• _WORK INSTRUCTIONS_:
Once the pictures are set aside, copy everything else in the records exactly.
● ● ● ●
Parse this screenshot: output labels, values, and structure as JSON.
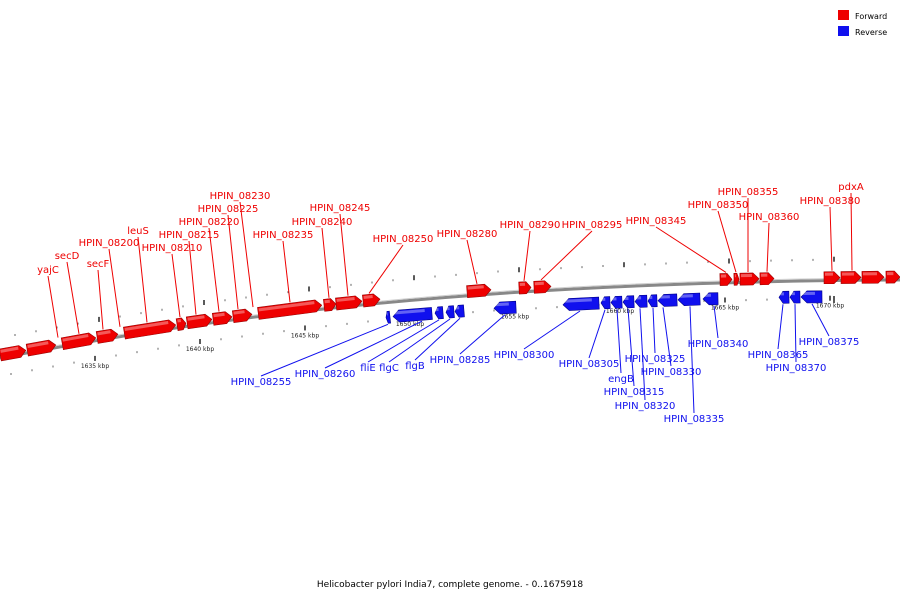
{
  "legend": {
    "forward": {
      "label": "Forward",
      "color": "#ee0000"
    },
    "reverse": {
      "label": "Reverse",
      "color": "#1010ee"
    }
  },
  "caption": "Helicobacter pylori India7, complete genome. - 0..1675918",
  "axis": {
    "backbone_color": "#888888",
    "ticks": [
      "1635 kbp",
      "1640 kbp",
      "1645 kbp",
      "1650 kbp",
      "1655 kbp",
      "1660 kbp",
      "1665 kbp",
      "1670 kbp"
    ]
  },
  "forward_genes": [
    "yajC",
    "secD",
    "secF",
    "HPIN_08200",
    "leuS",
    "HPIN_08210",
    "HPIN_08215",
    "HPIN_08220",
    "HPIN_08225",
    "HPIN_08230",
    "HPIN_08235",
    "HPIN_08240",
    "HPIN_08245",
    "HPIN_08250",
    "HPIN_08280",
    "HPIN_08290",
    "HPIN_08295",
    "HPIN_08345",
    "HPIN_08350",
    "HPIN_08355",
    "HPIN_08360",
    "HPIN_08380",
    "pdxA"
  ],
  "reverse_genes": [
    "HPIN_08255",
    "HPIN_08260",
    "fliE",
    "flgC",
    "flgB",
    "HPIN_08285",
    "HPIN_08300",
    "HPIN_08305",
    "engB",
    "HPIN_08315",
    "HPIN_08320",
    "HPIN_08325",
    "HPIN_08330",
    "HPIN_08335",
    "HPIN_08340",
    "HPIN_08365",
    "HPIN_08370",
    "HPIN_08375"
  ]
}
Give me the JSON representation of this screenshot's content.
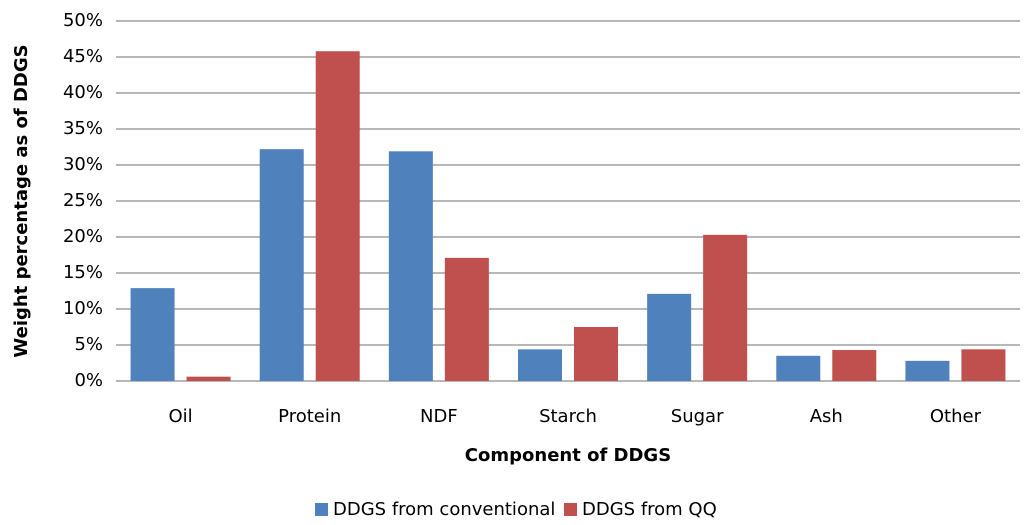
{
  "chart_data": {
    "type": "bar",
    "x_label": "Component of DDGS",
    "y_label": "Weight percentage as of DDGS",
    "categories": [
      "Oil",
      "Protein",
      "NDF",
      "Starch",
      "Sugar",
      "Ash",
      "Other"
    ],
    "series": [
      {
        "name": "DDGS from conventional",
        "color": "#4f81bd",
        "values": [
          12.9,
          32.2,
          31.9,
          4.4,
          12.1,
          3.5,
          2.8
        ]
      },
      {
        "name": "DDGS from QQ",
        "color": "#c0504d",
        "values": [
          0.6,
          45.8,
          17.1,
          7.5,
          20.3,
          4.3,
          4.4
        ]
      }
    ],
    "ylim": [
      0,
      50
    ],
    "yticks": [
      {
        "value": 0,
        "label": "0%"
      },
      {
        "value": 5,
        "label": "5%"
      },
      {
        "value": 10,
        "label": "10%"
      },
      {
        "value": 15,
        "label": "15%"
      },
      {
        "value": 20,
        "label": "20%"
      },
      {
        "value": 25,
        "label": "25%"
      },
      {
        "value": 30,
        "label": "30%"
      },
      {
        "value": 35,
        "label": "35%"
      },
      {
        "value": 40,
        "label": "40%"
      },
      {
        "value": 45,
        "label": "45%"
      },
      {
        "value": 50,
        "label": "50%"
      }
    ],
    "grid": true,
    "legend": "bottom"
  }
}
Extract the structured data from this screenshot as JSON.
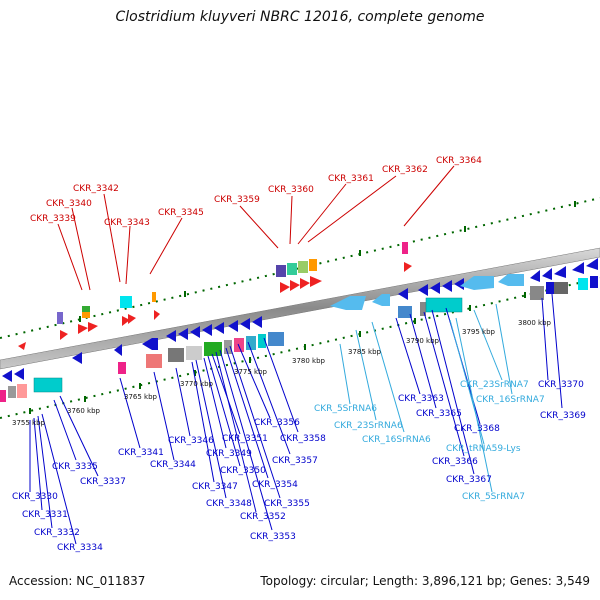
{
  "title": "Clostridium kluyveri NBRC 12016, complete genome",
  "footer": {
    "accession": "Accession: NC_011837",
    "summary": "Topology: circular; Length: 3,896,121 bp; Genes: 3,549"
  },
  "colors": {
    "red_labels": "#cc0000",
    "blue_labels": "#0000cc",
    "rna_labels": "#33aadd",
    "backbone": "#999999",
    "dotted_track": "#006600"
  },
  "kbp_ticks": [
    "3755 kbp",
    "3760 kbp",
    "3765 kbp",
    "3770 kbp",
    "3775 kbp",
    "3780 kbp",
    "3785 kbp",
    "3790 kbp",
    "3795 kbp",
    "3800 kbp"
  ],
  "top_labels": [
    "CKR_3339",
    "CKR_3340",
    "CKR_3342",
    "CKR_3343",
    "CKR_3345",
    "CKR_3359",
    "CKR_3360",
    "CKR_3361",
    "CKR_3362",
    "CKR_3364"
  ],
  "bottom_labels": [
    "CKR_3330",
    "CKR_3331",
    "CKR_3332",
    "CKR_3334",
    "CKR_3335",
    "CKR_3337",
    "CKR_3341",
    "CKR_3344",
    "CKR_3346",
    "CKR_3347",
    "CKR_3348",
    "CKR_3349",
    "CKR_3350",
    "CKR_3351",
    "CKR_3352",
    "CKR_3353",
    "CKR_3354",
    "CKR_3355",
    "CKR_3356",
    "CKR_3357",
    "CKR_3358",
    "CKR_5SrRNA6",
    "CKR_23SrRNA6",
    "CKR_16SrRNA6",
    "CKR_3363",
    "CKR_3365",
    "CKR_3366",
    "CKR_3367",
    "CKR_3368",
    "CKR_tRNA59-Lys",
    "CKR_5SrRNA7",
    "CKR_23SrRNA7",
    "CKR_16SrRNA7",
    "CKR_3369",
    "CKR_3370"
  ]
}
● ● ● ●
• _WRITTEN RESPONSE_:
Parse this screenshot: output labels, values, and structure as JSON.
{
  "legend": {
    "forward": {
      "label": "Forward",
      "color": "#ee0000"
    },
    "reverse": {
      "label": "Reverse",
      "color": "#1010ee"
    }
  },
  "caption": "Helicobacter pylori India7, complete genome. - 0..1675918",
  "axis": {
    "backbone_color": "#888888",
    "ticks": [
      "1635 kbp",
      "1640 kbp",
      "1645 kbp",
      "1650 kbp",
      "1655 kbp",
      "1660 kbp",
      "1665 kbp",
      "1670 kbp"
    ]
  },
  "forward_genes": [
    "yajC",
    "secD",
    "secF",
    "HPIN_08200",
    "leuS",
    "HPIN_08210",
    "HPIN_08215",
    "HPIN_08220",
    "HPIN_08225",
    "HPIN_08230",
    "HPIN_08235",
    "HPIN_08240",
    "HPIN_08245",
    "HPIN_08250",
    "HPIN_08280",
    "HPIN_08290",
    "HPIN_08295",
    "HPIN_08345",
    "HPIN_08350",
    "HPIN_08355",
    "HPIN_08360",
    "HPIN_08380",
    "pdxA"
  ],
  "reverse_genes": [
    "HPIN_08255",
    "HPIN_08260",
    "fliE",
    "flgC",
    "flgB",
    "HPIN_08285",
    "HPIN_08300",
    "HPIN_08305",
    "engB",
    "HPIN_08315",
    "HPIN_08320",
    "HPIN_08325",
    "HPIN_08330",
    "HPIN_08335",
    "HPIN_08340",
    "HPIN_08365",
    "HPIN_08370",
    "HPIN_08375"
  ]
}
Give me the JSON representation of this screenshot's content.
{
  "chart_data": {
    "type": "bar",
    "x_label": "Component of DDGS",
    "y_label": "Weight percentage as of DDGS",
    "categories": [
      "Oil",
      "Protein",
      "NDF",
      "Starch",
      "Sugar",
      "Ash",
      "Other"
    ],
    "series": [
      {
        "name": "DDGS from conventional",
        "color": "#4f81bd",
        "values": [
          12.9,
          32.2,
          31.9,
          4.4,
          12.1,
          3.5,
          2.8
        ]
      },
      {
        "name": "DDGS from QQ",
        "color": "#c0504d",
        "values": [
          0.6,
          45.8,
          17.1,
          7.5,
          20.3,
          4.3,
          4.4
        ]
      }
    ],
    "ylim": [
      0,
      50
    ],
    "yticks": [
      {
        "value": 0,
        "label": "0%"
      },
      {
        "value": 5,
        "label": "5%"
      },
      {
        "value": 10,
        "label": "10%"
      },
      {
        "value": 15,
        "label": "15%"
      },
      {
        "value": 20,
        "label": "20%"
      },
      {
        "value": 25,
        "label": "25%"
      },
      {
        "value": 30,
        "label": "30%"
      },
      {
        "value": 35,
        "label": "35%"
      },
      {
        "value": 40,
        "label": "40%"
      },
      {
        "value": 45,
        "label": "45%"
      },
      {
        "value": 50,
        "label": "50%"
      }
    ],
    "grid": true,
    "legend": "bottom"
  }
}
Extract the structured data from this screenshot as JSON.
{
  "title": "Clostridium kluyveri NBRC 12016, complete genome",
  "footer": {
    "accession": "Accession: NC_011837",
    "summary": "Topology: circular; Length: 3,896,121 bp; Genes: 3,549"
  },
  "colors": {
    "red_labels": "#cc0000",
    "blue_labels": "#0000cc",
    "rna_labels": "#33aadd",
    "backbone": "#999999",
    "dotted_track": "#006600"
  },
  "kbp_ticks": [
    "3755 kbp",
    "3760 kbp",
    "3765 kbp",
    "3770 kbp",
    "3775 kbp",
    "3780 kbp",
    "3785 kbp",
    "3790 kbp",
    "3795 kbp",
    "3800 kbp"
  ],
  "top_labels": [
    "CKR_3339",
    "CKR_3340",
    "CKR_3342",
    "CKR_3343",
    "CKR_3345",
    "CKR_3359",
    "CKR_3360",
    "CKR_3361",
    "CKR_3362",
    "CKR_3364"
  ],
  "bottom_labels": [
    "CKR_3330",
    "CKR_3331",
    "CKR_3332",
    "CKR_3334",
    "CKR_3335",
    "CKR_3337",
    "CKR_3341",
    "CKR_3344",
    "CKR_3346",
    "CKR_3347",
    "CKR_3348",
    "CKR_3349",
    "CKR_3350",
    "CKR_3351",
    "CKR_3352",
    "CKR_3353",
    "CKR_3354",
    "CKR_3355",
    "CKR_3356",
    "CKR_3357",
    "CKR_3358",
    "CKR_5SrRNA6",
    "CKR_23SrRNA6",
    "CKR_16SrRNA6",
    "CKR_3363",
    "CKR_3365",
    "CKR_3366",
    "CKR_3367",
    "CKR_3368",
    "CKR_tRNA59-Lys",
    "CKR_5SrRNA7",
    "CKR_23SrRNA7",
    "CKR_16SrRNA7",
    "CKR_3369",
    "CKR_3370"
  ]
}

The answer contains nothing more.